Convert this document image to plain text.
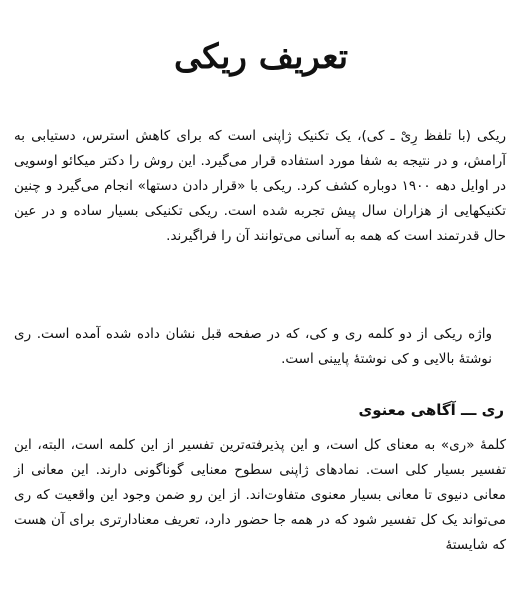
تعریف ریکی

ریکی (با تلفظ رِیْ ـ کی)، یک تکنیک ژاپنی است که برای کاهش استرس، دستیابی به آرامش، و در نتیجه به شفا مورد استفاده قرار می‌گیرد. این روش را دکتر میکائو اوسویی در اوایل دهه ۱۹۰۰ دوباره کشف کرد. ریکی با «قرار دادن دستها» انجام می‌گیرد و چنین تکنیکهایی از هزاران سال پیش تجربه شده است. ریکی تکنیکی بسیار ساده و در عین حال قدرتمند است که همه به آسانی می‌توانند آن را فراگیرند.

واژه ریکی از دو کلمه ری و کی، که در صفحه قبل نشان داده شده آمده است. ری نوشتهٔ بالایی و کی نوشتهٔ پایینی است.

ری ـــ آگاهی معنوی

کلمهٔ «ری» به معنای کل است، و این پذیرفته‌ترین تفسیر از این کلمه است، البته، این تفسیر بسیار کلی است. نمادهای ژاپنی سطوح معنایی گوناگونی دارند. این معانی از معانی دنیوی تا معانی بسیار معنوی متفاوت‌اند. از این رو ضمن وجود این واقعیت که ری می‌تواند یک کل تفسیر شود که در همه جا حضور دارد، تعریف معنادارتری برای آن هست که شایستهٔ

■ ■ ■ ■ ■

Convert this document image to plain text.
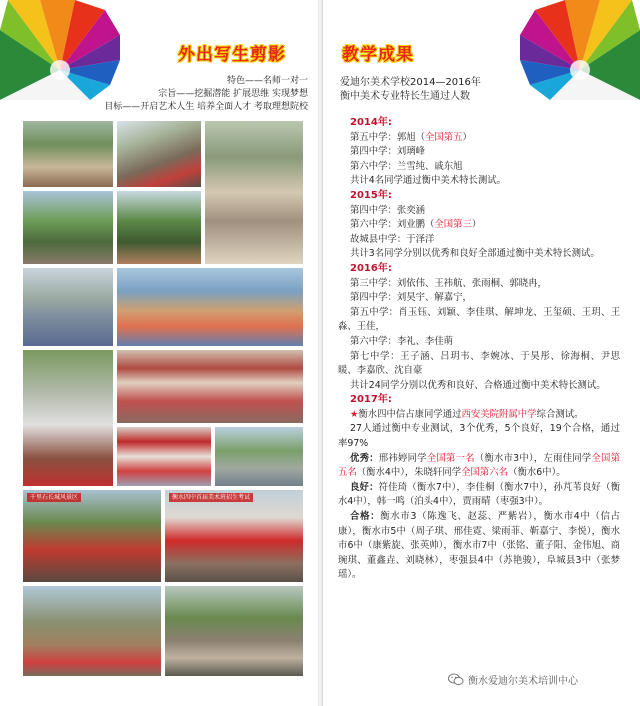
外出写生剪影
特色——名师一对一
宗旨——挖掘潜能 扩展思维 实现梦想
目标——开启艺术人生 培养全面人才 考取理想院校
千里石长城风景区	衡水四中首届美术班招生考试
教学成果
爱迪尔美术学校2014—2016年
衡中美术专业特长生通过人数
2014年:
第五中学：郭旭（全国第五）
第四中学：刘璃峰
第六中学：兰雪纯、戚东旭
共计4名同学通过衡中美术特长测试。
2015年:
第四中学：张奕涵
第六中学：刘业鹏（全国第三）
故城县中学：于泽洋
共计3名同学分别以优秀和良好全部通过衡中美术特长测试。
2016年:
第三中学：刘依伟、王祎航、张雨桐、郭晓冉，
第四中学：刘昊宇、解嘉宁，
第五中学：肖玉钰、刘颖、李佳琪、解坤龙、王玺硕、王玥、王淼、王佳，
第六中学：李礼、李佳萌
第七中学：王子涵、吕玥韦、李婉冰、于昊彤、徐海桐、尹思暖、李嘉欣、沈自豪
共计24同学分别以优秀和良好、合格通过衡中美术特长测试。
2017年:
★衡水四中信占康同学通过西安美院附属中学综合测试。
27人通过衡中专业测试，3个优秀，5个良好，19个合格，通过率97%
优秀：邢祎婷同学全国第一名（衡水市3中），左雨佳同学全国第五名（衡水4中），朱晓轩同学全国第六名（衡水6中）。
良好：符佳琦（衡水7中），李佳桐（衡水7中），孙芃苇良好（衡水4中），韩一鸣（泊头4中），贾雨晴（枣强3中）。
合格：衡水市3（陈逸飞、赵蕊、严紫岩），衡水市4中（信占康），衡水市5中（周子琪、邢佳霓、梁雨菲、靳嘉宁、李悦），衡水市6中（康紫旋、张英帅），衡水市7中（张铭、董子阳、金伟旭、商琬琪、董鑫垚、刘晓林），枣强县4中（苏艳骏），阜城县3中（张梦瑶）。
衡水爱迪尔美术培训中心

■ ■ ■ ■ ■

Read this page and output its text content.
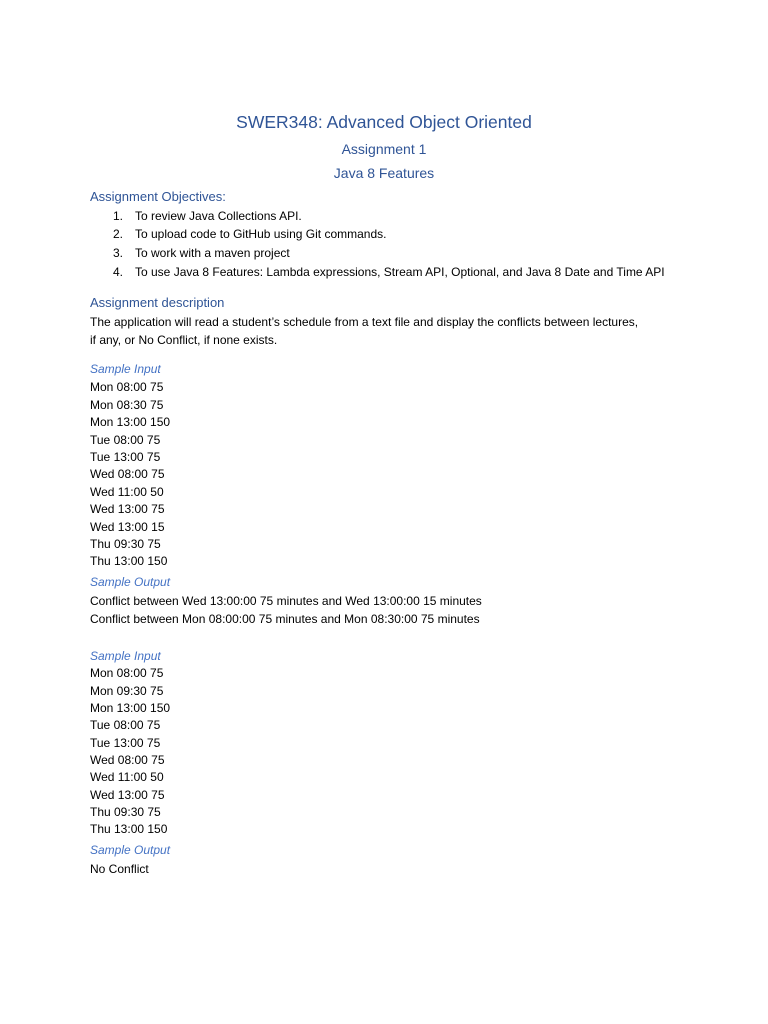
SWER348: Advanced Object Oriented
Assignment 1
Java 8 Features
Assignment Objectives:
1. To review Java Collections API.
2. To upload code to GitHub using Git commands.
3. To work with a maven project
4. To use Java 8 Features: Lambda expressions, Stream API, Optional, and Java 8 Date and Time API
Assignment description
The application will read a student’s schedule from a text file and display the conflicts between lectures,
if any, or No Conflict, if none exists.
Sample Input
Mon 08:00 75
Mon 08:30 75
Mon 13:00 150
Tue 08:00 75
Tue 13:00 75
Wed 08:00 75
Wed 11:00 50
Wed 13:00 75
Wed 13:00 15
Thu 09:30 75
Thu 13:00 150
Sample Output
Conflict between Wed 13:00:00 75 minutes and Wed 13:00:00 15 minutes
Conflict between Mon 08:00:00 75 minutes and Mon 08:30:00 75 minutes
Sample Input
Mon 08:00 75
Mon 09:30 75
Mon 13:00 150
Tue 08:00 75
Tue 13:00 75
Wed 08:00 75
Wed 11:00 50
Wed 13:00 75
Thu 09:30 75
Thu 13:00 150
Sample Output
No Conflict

■ ■ ■ ■ ■

• [AIM OF THE TASK]
For the listing above, identify each line bearing "minutes".

• [WRITTEN ANSWER]
Conflict between Wed 13:00:00 75 minutes and Wed 13:00:00 15 minutes
Conflict between Mon 08:00:00 75 minutes and Mon 08:30:00 75 minutes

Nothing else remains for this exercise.